What the exercise asks: Retype the material in full, keeping every word the same.
⁂
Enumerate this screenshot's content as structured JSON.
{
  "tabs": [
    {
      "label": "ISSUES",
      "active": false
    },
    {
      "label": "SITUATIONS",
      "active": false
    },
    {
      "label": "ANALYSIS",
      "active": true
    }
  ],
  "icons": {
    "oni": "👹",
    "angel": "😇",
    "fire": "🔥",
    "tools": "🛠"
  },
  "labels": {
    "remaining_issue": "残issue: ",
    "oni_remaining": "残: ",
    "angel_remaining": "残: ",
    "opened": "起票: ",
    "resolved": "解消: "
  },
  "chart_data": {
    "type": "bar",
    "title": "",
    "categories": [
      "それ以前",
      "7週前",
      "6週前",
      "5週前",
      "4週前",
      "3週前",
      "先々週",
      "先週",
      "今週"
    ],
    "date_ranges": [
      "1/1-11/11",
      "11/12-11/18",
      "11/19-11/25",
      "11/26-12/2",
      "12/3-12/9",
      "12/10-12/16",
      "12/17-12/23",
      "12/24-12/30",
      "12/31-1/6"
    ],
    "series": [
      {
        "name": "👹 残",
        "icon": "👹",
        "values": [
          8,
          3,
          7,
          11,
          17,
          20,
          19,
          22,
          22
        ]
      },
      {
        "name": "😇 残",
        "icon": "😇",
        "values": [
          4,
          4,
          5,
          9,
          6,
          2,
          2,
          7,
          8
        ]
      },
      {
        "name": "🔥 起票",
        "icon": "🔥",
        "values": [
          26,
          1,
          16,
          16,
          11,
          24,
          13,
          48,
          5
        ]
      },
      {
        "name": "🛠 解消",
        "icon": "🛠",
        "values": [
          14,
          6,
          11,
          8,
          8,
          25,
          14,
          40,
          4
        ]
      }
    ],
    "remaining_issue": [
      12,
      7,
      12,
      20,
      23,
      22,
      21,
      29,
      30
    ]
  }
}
⁂
Solution for this exercise:
Enumerate this screenshot's content as structured JSON.
{
  "tabs": [
    {
      "label": "ISSUES",
      "active": false
    },
    {
      "label": "SITUATIONS",
      "active": false
    },
    {
      "label": "ANALYSIS",
      "active": true
    }
  ],
  "icons": {
    "oni": "👹",
    "angel": "😇",
    "fire": "🔥",
    "tools": "🛠"
  },
  "labels": {
    "remaining_issue": "残issue: ",
    "oni_remaining": "残: ",
    "angel_remaining": "残: ",
    "opened": "起票: ",
    "resolved": "解消: "
  },
  "chart_data": {
    "type": "bar",
    "title": "",
    "categories": [
      "それ以前",
      "7週前",
      "6週前",
      "5週前",
      "4週前",
      "3週前",
      "先々週",
      "先週",
      "今週"
    ],
    "date_ranges": [
      "1/1-11/11",
      "11/12-11/18",
      "11/19-11/25",
      "11/26-12/2",
      "12/3-12/9",
      "12/10-12/16",
      "12/17-12/23",
      "12/24-12/30",
      "12/31-1/6"
    ],
    "series": [
      {
        "name": "👹 残",
        "icon": "👹",
        "values": [
          8,
          3,
          7,
          11,
          17,
          20,
          19,
          22,
          22
        ]
      },
      {
        "name": "😇 残",
        "icon": "😇",
        "values": [
          4,
          4,
          5,
          9,
          6,
          2,
          2,
          7,
          8
        ]
      },
      {
        "name": "🔥 起票",
        "icon": "🔥",
        "values": [
          26,
          1,
          16,
          16,
          11,
          24,
          13,
          48,
          5
        ]
      },
      {
        "name": "🛠 解消",
        "icon": "🛠",
        "values": [
          14,
          6,
          11,
          8,
          8,
          25,
          14,
          40,
          4
        ]
      }
    ],
    "remaining_issue": [
      12,
      7,
      12,
      20,
      23,
      22,
      21,
      29,
      30
    ]
  }
}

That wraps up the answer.